◆ **SHORT TASK**:
Pull out every line with the word "TetherUS".

========

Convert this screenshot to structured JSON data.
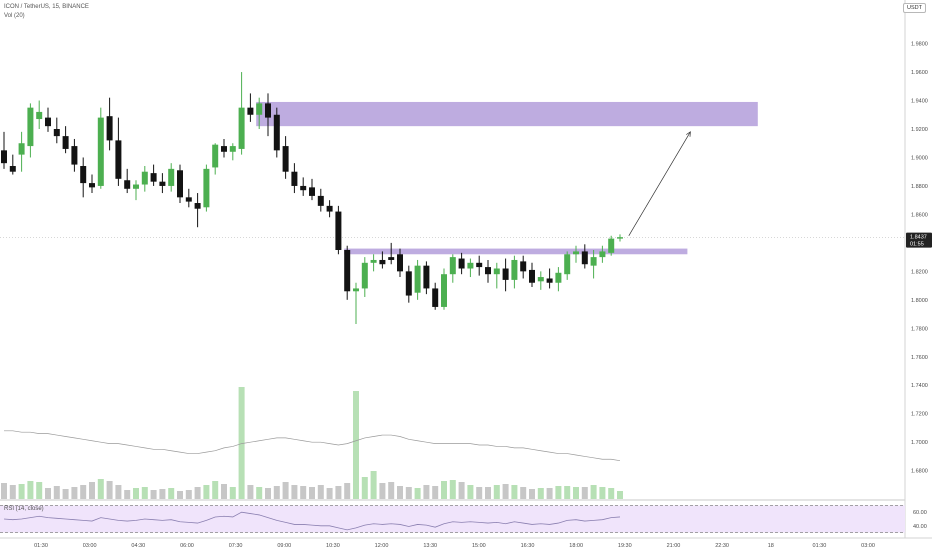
{
  "header": {
    "symbol_line": "ICON / TetherUS, 15, BINANCE",
    "volume_label": "Vol (20)",
    "rsi_label": "RSI (14, close)",
    "currency_badge": "USDT"
  },
  "colors": {
    "up": "#4caf50",
    "down": "#131313",
    "volume_up": "#b7e0b5",
    "volume_down": "#c7c7c7",
    "zone": "#b39ddb",
    "rsi_band": "#f0e4fb",
    "rsi_line": "#8a7fb0",
    "vol_ma": "#9a9a9a"
  },
  "price_axis": {
    "ticks": [
      "1.9800",
      "1.9600",
      "1.9400",
      "1.9200",
      "1.9000",
      "1.8800",
      "1.8600",
      "1.8400",
      "1.8200",
      "1.8000",
      "1.7800",
      "1.7600",
      "1.7400",
      "1.7200",
      "1.7000",
      "1.6800"
    ],
    "last_price": "1.8437",
    "countdown": "01:55"
  },
  "rsi_axis": {
    "ticks": [
      "60.00",
      "40.00"
    ]
  },
  "time_axis": {
    "ticks": [
      "01:30",
      "03:00",
      "04:30",
      "06:00",
      "07:30",
      "09:00",
      "10:30",
      "12:00",
      "13:30",
      "15:00",
      "16:30",
      "18:00",
      "19:30",
      "21:00",
      "22:30",
      "18",
      "01:30",
      "03:00"
    ]
  },
  "chart_data": {
    "type": "candlestick",
    "title": "ICON / TetherUS, 15, BINANCE",
    "interval": "15",
    "ylim": [
      1.665,
      2.005
    ],
    "candles": [
      {
        "o": 1.905,
        "h": 1.918,
        "l": 1.892,
        "c": 1.896
      },
      {
        "o": 1.894,
        "h": 1.902,
        "l": 1.888,
        "c": 1.89
      },
      {
        "o": 1.902,
        "h": 1.918,
        "l": 1.89,
        "c": 1.91
      },
      {
        "o": 1.908,
        "h": 1.938,
        "l": 1.9,
        "c": 1.935
      },
      {
        "o": 1.927,
        "h": 1.94,
        "l": 1.92,
        "c": 1.932
      },
      {
        "o": 1.928,
        "h": 1.935,
        "l": 1.918,
        "c": 1.922
      },
      {
        "o": 1.92,
        "h": 1.928,
        "l": 1.91,
        "c": 1.915
      },
      {
        "o": 1.915,
        "h": 1.922,
        "l": 1.903,
        "c": 1.906
      },
      {
        "o": 1.908,
        "h": 1.913,
        "l": 1.89,
        "c": 1.895
      },
      {
        "o": 1.894,
        "h": 1.9,
        "l": 1.872,
        "c": 1.882
      },
      {
        "o": 1.882,
        "h": 1.888,
        "l": 1.875,
        "c": 1.879
      },
      {
        "o": 1.88,
        "h": 1.935,
        "l": 1.878,
        "c": 1.928
      },
      {
        "o": 1.929,
        "h": 1.942,
        "l": 1.905,
        "c": 1.912
      },
      {
        "o": 1.912,
        "h": 1.928,
        "l": 1.88,
        "c": 1.885
      },
      {
        "o": 1.884,
        "h": 1.892,
        "l": 1.875,
        "c": 1.878
      },
      {
        "o": 1.878,
        "h": 1.884,
        "l": 1.87,
        "c": 1.881
      },
      {
        "o": 1.881,
        "h": 1.894,
        "l": 1.876,
        "c": 1.89
      },
      {
        "o": 1.889,
        "h": 1.895,
        "l": 1.88,
        "c": 1.883
      },
      {
        "o": 1.883,
        "h": 1.889,
        "l": 1.875,
        "c": 1.88
      },
      {
        "o": 1.88,
        "h": 1.896,
        "l": 1.876,
        "c": 1.892
      },
      {
        "o": 1.891,
        "h": 1.895,
        "l": 1.868,
        "c": 1.872
      },
      {
        "o": 1.872,
        "h": 1.878,
        "l": 1.865,
        "c": 1.869
      },
      {
        "o": 1.868,
        "h": 1.875,
        "l": 1.851,
        "c": 1.864
      },
      {
        "o": 1.865,
        "h": 1.895,
        "l": 1.862,
        "c": 1.892
      },
      {
        "o": 1.893,
        "h": 1.91,
        "l": 1.888,
        "c": 1.909
      },
      {
        "o": 1.908,
        "h": 1.913,
        "l": 1.9,
        "c": 1.904
      },
      {
        "o": 1.904,
        "h": 1.91,
        "l": 1.898,
        "c": 1.908
      },
      {
        "o": 1.906,
        "h": 1.96,
        "l": 1.902,
        "c": 1.935
      },
      {
        "o": 1.935,
        "h": 1.945,
        "l": 1.925,
        "c": 1.93
      },
      {
        "o": 1.93,
        "h": 1.942,
        "l": 1.92,
        "c": 1.938
      },
      {
        "o": 1.938,
        "h": 1.945,
        "l": 1.915,
        "c": 1.928
      },
      {
        "o": 1.93,
        "h": 1.935,
        "l": 1.9,
        "c": 1.905
      },
      {
        "o": 1.908,
        "h": 1.915,
        "l": 1.885,
        "c": 1.89
      },
      {
        "o": 1.89,
        "h": 1.896,
        "l": 1.875,
        "c": 1.88
      },
      {
        "o": 1.88,
        "h": 1.886,
        "l": 1.873,
        "c": 1.877
      },
      {
        "o": 1.879,
        "h": 1.885,
        "l": 1.87,
        "c": 1.873
      },
      {
        "o": 1.873,
        "h": 1.878,
        "l": 1.862,
        "c": 1.866
      },
      {
        "o": 1.866,
        "h": 1.87,
        "l": 1.858,
        "c": 1.862
      },
      {
        "o": 1.862,
        "h": 1.866,
        "l": 1.832,
        "c": 1.835
      },
      {
        "o": 1.835,
        "h": 1.838,
        "l": 1.8,
        "c": 1.806
      },
      {
        "o": 1.806,
        "h": 1.812,
        "l": 1.783,
        "c": 1.808
      },
      {
        "o": 1.808,
        "h": 1.83,
        "l": 1.802,
        "c": 1.826
      },
      {
        "o": 1.826,
        "h": 1.832,
        "l": 1.82,
        "c": 1.828
      },
      {
        "o": 1.828,
        "h": 1.834,
        "l": 1.822,
        "c": 1.825
      },
      {
        "o": 1.83,
        "h": 1.84,
        "l": 1.825,
        "c": 1.828
      },
      {
        "o": 1.832,
        "h": 1.836,
        "l": 1.816,
        "c": 1.82
      },
      {
        "o": 1.82,
        "h": 1.824,
        "l": 1.798,
        "c": 1.803
      },
      {
        "o": 1.805,
        "h": 1.828,
        "l": 1.8,
        "c": 1.824
      },
      {
        "o": 1.824,
        "h": 1.827,
        "l": 1.804,
        "c": 1.808
      },
      {
        "o": 1.808,
        "h": 1.812,
        "l": 1.793,
        "c": 1.795
      },
      {
        "o": 1.795,
        "h": 1.822,
        "l": 1.793,
        "c": 1.818
      },
      {
        "o": 1.818,
        "h": 1.832,
        "l": 1.812,
        "c": 1.83
      },
      {
        "o": 1.829,
        "h": 1.833,
        "l": 1.818,
        "c": 1.822
      },
      {
        "o": 1.822,
        "h": 1.829,
        "l": 1.816,
        "c": 1.826
      },
      {
        "o": 1.826,
        "h": 1.831,
        "l": 1.817,
        "c": 1.823
      },
      {
        "o": 1.823,
        "h": 1.828,
        "l": 1.812,
        "c": 1.818
      },
      {
        "o": 1.818,
        "h": 1.826,
        "l": 1.808,
        "c": 1.822
      },
      {
        "o": 1.822,
        "h": 1.829,
        "l": 1.806,
        "c": 1.814
      },
      {
        "o": 1.814,
        "h": 1.831,
        "l": 1.808,
        "c": 1.828
      },
      {
        "o": 1.827,
        "h": 1.831,
        "l": 1.815,
        "c": 1.82
      },
      {
        "o": 1.821,
        "h": 1.826,
        "l": 1.809,
        "c": 1.812
      },
      {
        "o": 1.813,
        "h": 1.82,
        "l": 1.807,
        "c": 1.816
      },
      {
        "o": 1.815,
        "h": 1.822,
        "l": 1.808,
        "c": 1.812
      },
      {
        "o": 1.812,
        "h": 1.823,
        "l": 1.806,
        "c": 1.819
      },
      {
        "o": 1.818,
        "h": 1.834,
        "l": 1.814,
        "c": 1.832
      },
      {
        "o": 1.832,
        "h": 1.838,
        "l": 1.826,
        "c": 1.834
      },
      {
        "o": 1.834,
        "h": 1.839,
        "l": 1.822,
        "c": 1.825
      },
      {
        "o": 1.824,
        "h": 1.835,
        "l": 1.815,
        "c": 1.83
      },
      {
        "o": 1.83,
        "h": 1.838,
        "l": 1.826,
        "c": 1.834
      },
      {
        "o": 1.833,
        "h": 1.845,
        "l": 1.831,
        "c": 1.843
      },
      {
        "o": 1.843,
        "h": 1.846,
        "l": 1.841,
        "c": 1.844
      }
    ],
    "volume_ma": [
      1.708,
      1.708,
      1.707,
      1.707,
      1.706,
      1.706,
      1.705,
      1.704,
      1.703,
      1.702,
      1.701,
      1.7,
      1.699,
      1.699,
      1.698,
      1.697,
      1.696,
      1.695,
      1.695,
      1.694,
      1.693,
      1.692,
      1.692,
      1.693,
      1.694,
      1.696,
      1.697,
      1.699,
      1.7,
      1.701,
      1.702,
      1.703,
      1.703,
      1.702,
      1.701,
      1.7,
      1.7,
      1.699,
      1.698,
      1.699,
      1.701,
      1.703,
      1.704,
      1.705,
      1.705,
      1.704,
      1.702,
      1.701,
      1.7,
      1.699,
      1.699,
      1.699,
      1.699,
      1.699,
      1.698,
      1.698,
      1.697,
      1.697,
      1.696,
      1.696,
      1.695,
      1.694,
      1.693,
      1.692,
      1.692,
      1.691,
      1.69,
      1.689,
      1.688,
      1.688,
      1.687
    ],
    "volume_heights": [
      16,
      14,
      15,
      18,
      17,
      11,
      13,
      10,
      12,
      14,
      17,
      20,
      18,
      14,
      9,
      11,
      12,
      9,
      10,
      11,
      8,
      9,
      12,
      14,
      18,
      15,
      12,
      21,
      14,
      12,
      11,
      13,
      17,
      14,
      13,
      12,
      14,
      11,
      13,
      16,
      34,
      22,
      28,
      16,
      17,
      13,
      12,
      11,
      14,
      13,
      18,
      19,
      17,
      14,
      12,
      12,
      14,
      15,
      14,
      12,
      10,
      11,
      11,
      13,
      13,
      12,
      12,
      14,
      12,
      11,
      8
    ],
    "volume_tall_bars": [
      {
        "i": 27,
        "h": 112
      },
      {
        "i": 40,
        "h": 108
      }
    ],
    "rsi": [
      50,
      49,
      50,
      52,
      54,
      52,
      51,
      50,
      49,
      48,
      47,
      52,
      50,
      48,
      47,
      48,
      50,
      49,
      48,
      49,
      46,
      45,
      44,
      48,
      53,
      54,
      53,
      60,
      58,
      56,
      52,
      48,
      45,
      42,
      42,
      41,
      40,
      40,
      37,
      34,
      37,
      41,
      43,
      42,
      43,
      42,
      39,
      42,
      41,
      38,
      43,
      46,
      45,
      46,
      45,
      44,
      45,
      43,
      46,
      44,
      42,
      43,
      42,
      44,
      48,
      49,
      47,
      48,
      49,
      52,
      53
    ],
    "rsi_levels": {
      "upper": 70,
      "middle": 50,
      "lower": 30
    },
    "zones": [
      {
        "from_index": 29,
        "to_index": 86,
        "top": 1.939,
        "bottom": 1.922
      },
      {
        "from_index": 39,
        "to_index": 78,
        "top": 1.836,
        "bottom": 1.832
      }
    ],
    "projection": {
      "from_index": 71,
      "from_price": 1.845,
      "to_index": 78,
      "to_price": 1.918
    },
    "last_price": 1.8437
  }
}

========

◆ **SOLUTION TO THIS PROBLEM**:
    "symbol_line": "ICON / TetherUS, 15, BINANCE",
    "title": "ICON / TetherUS, 15, BINANCE",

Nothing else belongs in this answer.